*** Opening Given data ***

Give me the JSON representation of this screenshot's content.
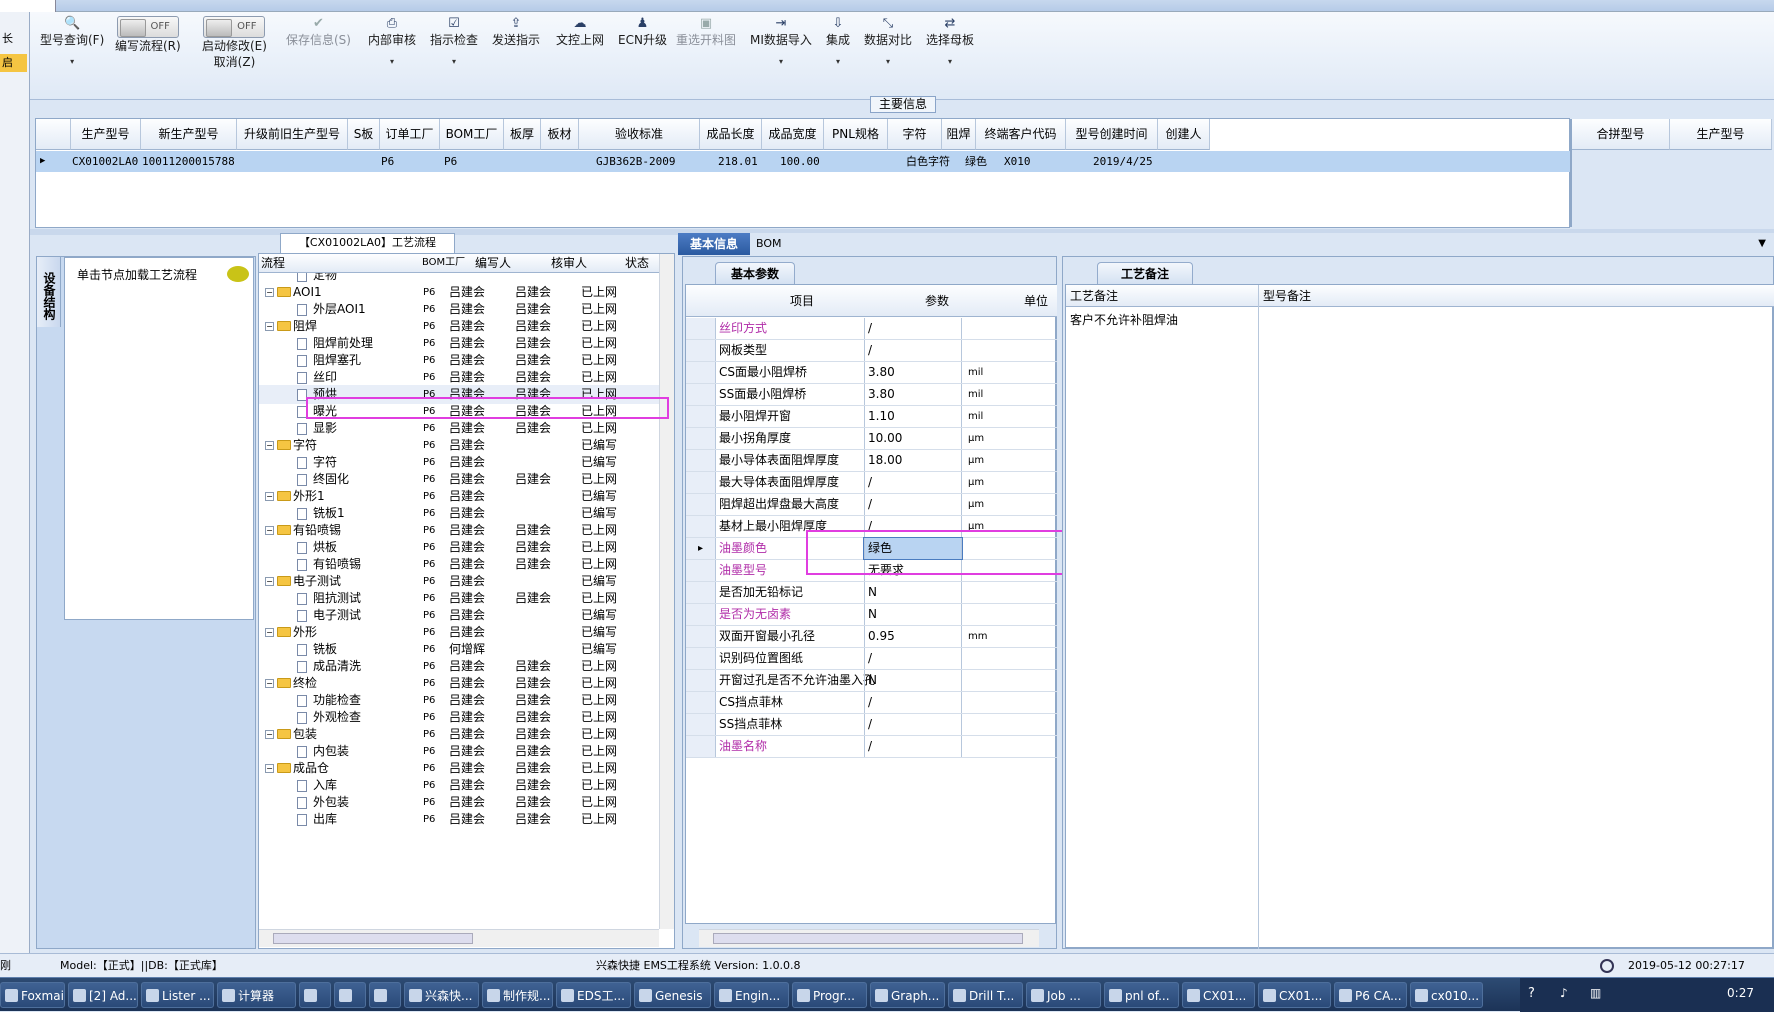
{
  "left_strip": {
    "items": [
      "长",
      "启"
    ]
  },
  "toolbar": {
    "buttons": [
      {
        "label": "型号查询(F)",
        "icon": "search-icon"
      },
      {
        "label": "编写流程(R)",
        "toggle": "OFF"
      },
      {
        "label": "启动修改(E)",
        "sub": "取消(Z)",
        "toggle": "OFF"
      },
      {
        "label": "保存信息(S)",
        "icon": "check-icon",
        "disabled": true
      },
      {
        "label": "内部审核",
        "icon": "printer-icon"
      },
      {
        "label": "指示检查",
        "icon": "check-icon"
      },
      {
        "label": "发送指示",
        "icon": "upload-icon"
      },
      {
        "label": "文控上网",
        "icon": "cloud-icon"
      },
      {
        "label": "ECN升级",
        "icon": "user-icon"
      },
      {
        "label": "重选开料图",
        "icon": "image-icon",
        "disabled": true
      },
      {
        "label": "MI数据导入",
        "icon": "import-icon"
      },
      {
        "label": "集成",
        "icon": "download-icon"
      },
      {
        "label": "数据对比",
        "icon": "compare-icon"
      },
      {
        "label": "选择母板",
        "icon": "shuffle-icon"
      }
    ],
    "group_label": "主要信息"
  },
  "main_grid": {
    "headers": [
      "生产型号",
      "新生产型号",
      "升级前旧生产型号",
      "S板",
      "订单工厂",
      "BOM工厂",
      "板厚",
      "板材",
      "验收标准",
      "成品长度",
      "成品宽度",
      "PNL规格",
      "字符",
      "阻焊",
      "终端客户代码",
      "型号创建时间",
      "创建人"
    ],
    "row": [
      "CX01002LA0",
      "10011200015788",
      "",
      "",
      "P6",
      "P6",
      "",
      "",
      "GJB362B-2009",
      "218.01",
      "100.00",
      "",
      "白色字符",
      "绿色",
      "X010",
      "2019/4/25",
      ""
    ],
    "side_headers": [
      "合拼型号",
      "生产型号"
    ]
  },
  "left_panel": {
    "vertical_tab": "设备结构",
    "button": "单击节点加载工艺流程"
  },
  "flow_panel": {
    "title": "【CX01002LA0】工艺流程",
    "headers": [
      "流程",
      "BOM工厂",
      "编写人",
      "核审人",
      "状态"
    ],
    "rows": [
      {
        "n": "定物",
        "t": "doc",
        "lv": 2,
        "b": "",
        "w": "",
        "c": "",
        "s": ""
      },
      {
        "n": "AOI1",
        "t": "folder",
        "lv": 1,
        "b": "P6",
        "w": "吕建会",
        "c": "吕建会",
        "s": "已上网"
      },
      {
        "n": "外层AOI1",
        "t": "doc",
        "lv": 2,
        "b": "P6",
        "w": "吕建会",
        "c": "吕建会",
        "s": "已上网"
      },
      {
        "n": "阻焊",
        "t": "folder",
        "lv": 1,
        "b": "P6",
        "w": "吕建会",
        "c": "吕建会",
        "s": "已上网"
      },
      {
        "n": "阻焊前处理",
        "t": "doc",
        "lv": 2,
        "b": "P6",
        "w": "吕建会",
        "c": "吕建会",
        "s": "已上网"
      },
      {
        "n": "阻焊塞孔",
        "t": "doc",
        "lv": 2,
        "b": "P6",
        "w": "吕建会",
        "c": "吕建会",
        "s": "已上网"
      },
      {
        "n": "丝印",
        "t": "doc",
        "lv": 2,
        "b": "P6",
        "w": "吕建会",
        "c": "吕建会",
        "s": "已上网"
      },
      {
        "n": "预烘",
        "t": "doc",
        "lv": 2,
        "b": "P6",
        "w": "吕建会",
        "c": "吕建会",
        "s": "已上网"
      },
      {
        "n": "曝光",
        "t": "doc",
        "lv": 2,
        "b": "P6",
        "w": "吕建会",
        "c": "吕建会",
        "s": "已上网"
      },
      {
        "n": "显影",
        "t": "doc",
        "lv": 2,
        "b": "P6",
        "w": "吕建会",
        "c": "吕建会",
        "s": "已上网"
      },
      {
        "n": "字符",
        "t": "folder",
        "lv": 1,
        "b": "P6",
        "w": "吕建会",
        "c": "",
        "s": "已编写"
      },
      {
        "n": "字符",
        "t": "doc",
        "lv": 2,
        "b": "P6",
        "w": "吕建会",
        "c": "",
        "s": "已编写"
      },
      {
        "n": "终固化",
        "t": "doc",
        "lv": 2,
        "b": "P6",
        "w": "吕建会",
        "c": "吕建会",
        "s": "已上网"
      },
      {
        "n": "外形1",
        "t": "folder",
        "lv": 1,
        "b": "P6",
        "w": "吕建会",
        "c": "",
        "s": "已编写"
      },
      {
        "n": "铣板1",
        "t": "doc",
        "lv": 2,
        "b": "P6",
        "w": "吕建会",
        "c": "",
        "s": "已编写"
      },
      {
        "n": "有铅喷锡",
        "t": "folder",
        "lv": 1,
        "b": "P6",
        "w": "吕建会",
        "c": "吕建会",
        "s": "已上网"
      },
      {
        "n": "烘板",
        "t": "doc",
        "lv": 2,
        "b": "P6",
        "w": "吕建会",
        "c": "吕建会",
        "s": "已上网"
      },
      {
        "n": "有铅喷锡",
        "t": "doc",
        "lv": 2,
        "b": "P6",
        "w": "吕建会",
        "c": "吕建会",
        "s": "已上网"
      },
      {
        "n": "电子测试",
        "t": "folder",
        "lv": 1,
        "b": "P6",
        "w": "吕建会",
        "c": "",
        "s": "已编写"
      },
      {
        "n": "阻抗测试",
        "t": "doc",
        "lv": 2,
        "b": "P6",
        "w": "吕建会",
        "c": "吕建会",
        "s": "已上网"
      },
      {
        "n": "电子测试",
        "t": "doc",
        "lv": 2,
        "b": "P6",
        "w": "吕建会",
        "c": "",
        "s": "已编写"
      },
      {
        "n": "外形",
        "t": "folder",
        "lv": 1,
        "b": "P6",
        "w": "吕建会",
        "c": "",
        "s": "已编写"
      },
      {
        "n": "铣板",
        "t": "doc",
        "lv": 2,
        "b": "P6",
        "w": "何增辉",
        "c": "",
        "s": "已编写"
      },
      {
        "n": "成品清洗",
        "t": "doc",
        "lv": 2,
        "b": "P6",
        "w": "吕建会",
        "c": "吕建会",
        "s": "已上网"
      },
      {
        "n": "终检",
        "t": "folder",
        "lv": 1,
        "b": "P6",
        "w": "吕建会",
        "c": "吕建会",
        "s": "已上网"
      },
      {
        "n": "功能检查",
        "t": "doc",
        "lv": 2,
        "b": "P6",
        "w": "吕建会",
        "c": "吕建会",
        "s": "已上网"
      },
      {
        "n": "外观检查",
        "t": "doc",
        "lv": 2,
        "b": "P6",
        "w": "吕建会",
        "c": "吕建会",
        "s": "已上网"
      },
      {
        "n": "包装",
        "t": "folder",
        "lv": 1,
        "b": "P6",
        "w": "吕建会",
        "c": "吕建会",
        "s": "已上网"
      },
      {
        "n": "内包装",
        "t": "doc",
        "lv": 2,
        "b": "P6",
        "w": "吕建会",
        "c": "吕建会",
        "s": "已上网"
      },
      {
        "n": "成品仓",
        "t": "folder",
        "lv": 1,
        "b": "P6",
        "w": "吕建会",
        "c": "吕建会",
        "s": "已上网"
      },
      {
        "n": "入库",
        "t": "doc",
        "lv": 2,
        "b": "P6",
        "w": "吕建会",
        "c": "吕建会",
        "s": "已上网"
      },
      {
        "n": "外包装",
        "t": "doc",
        "lv": 2,
        "b": "P6",
        "w": "吕建会",
        "c": "吕建会",
        "s": "已上网"
      },
      {
        "n": "出库",
        "t": "doc",
        "lv": 2,
        "b": "P6",
        "w": "吕建会",
        "c": "吕建会",
        "s": "已上网"
      }
    ]
  },
  "info_panel": {
    "tabs": [
      "基本信息",
      "BOM"
    ],
    "sub_tab": "基本参数",
    "headers": [
      "项目",
      "参数",
      "单位"
    ],
    "rows": [
      {
        "item": "丝印方式",
        "val": "/",
        "unit": "",
        "hl": true
      },
      {
        "item": "网板类型",
        "val": "/",
        "unit": ""
      },
      {
        "item": "CS面最小阻焊桥",
        "val": "3.80",
        "unit": "mil"
      },
      {
        "item": "SS面最小阻焊桥",
        "val": "3.80",
        "unit": "mil"
      },
      {
        "item": "最小阻焊开窗",
        "val": "1.10",
        "unit": "mil"
      },
      {
        "item": "最小拐角厚度",
        "val": "10.00",
        "unit": "μm"
      },
      {
        "item": "最小导体表面阻焊厚度",
        "val": "18.00",
        "unit": "μm"
      },
      {
        "item": "最大导体表面阻焊厚度",
        "val": "/",
        "unit": "μm"
      },
      {
        "item": "阻焊超出焊盘最大高度",
        "val": "/",
        "unit": "μm"
      },
      {
        "item": "基材上最小阻焊厚度",
        "val": "/",
        "unit": "μm"
      },
      {
        "item": "油墨颜色",
        "val": "绿色",
        "unit": "",
        "hl": true,
        "current": true
      },
      {
        "item": "油墨型号",
        "val": "无要求",
        "unit": "",
        "hl": true
      },
      {
        "item": "是否加无铅标记",
        "val": "N",
        "unit": ""
      },
      {
        "item": "是否为无卤素",
        "val": "N",
        "unit": "",
        "hl": true
      },
      {
        "item": "双面开窗最小孔径",
        "val": "0.95",
        "unit": "mm"
      },
      {
        "item": "识别码位置图纸",
        "val": "/",
        "unit": ""
      },
      {
        "item": "开窗过孔是否不允许油墨入孔",
        "val": "N",
        "unit": ""
      },
      {
        "item": "CS挡点菲林",
        "val": "/",
        "unit": ""
      },
      {
        "item": "SS挡点菲林",
        "val": "/",
        "unit": ""
      },
      {
        "item": "油墨名称",
        "val": "/",
        "unit": "",
        "hl": true
      }
    ]
  },
  "remark_panel": {
    "tab": "工艺备注",
    "headers": [
      "工艺备注",
      "型号备注"
    ],
    "value": "客户不允许补阻焊油"
  },
  "status_bar": {
    "left": "刚",
    "model": "Model:【正式】||DB:【正式库】",
    "center": "兴森快捷 EMS工程系统 Version: 1.0.0.8",
    "datetime": "2019-05-12 00:27:17"
  },
  "taskbar": {
    "items": [
      "Foxmail",
      "[2] Ad...",
      "Lister ...",
      "计算器",
      "",
      "",
      "",
      "兴森快...",
      "制作规...",
      "EDS工...",
      "Genesis",
      "Engin...",
      "Progr...",
      "Graph...",
      "Drill T...",
      "Job ...",
      "pnl of...",
      "CX01...",
      "CX01...",
      "P6 CA...",
      "cx010..."
    ],
    "clock": "0:27"
  },
  "colors": {
    "accent": "#b02ca8",
    "highlight_box": "#e03de0",
    "selection": "#b9d4f2",
    "panel_bg": "#dbe6f4"
  }
}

*** Closing Given data ***

## [Prompt]
Report, using only a number, how many lines above hold the word "icon".

## [Result for this exercise]
12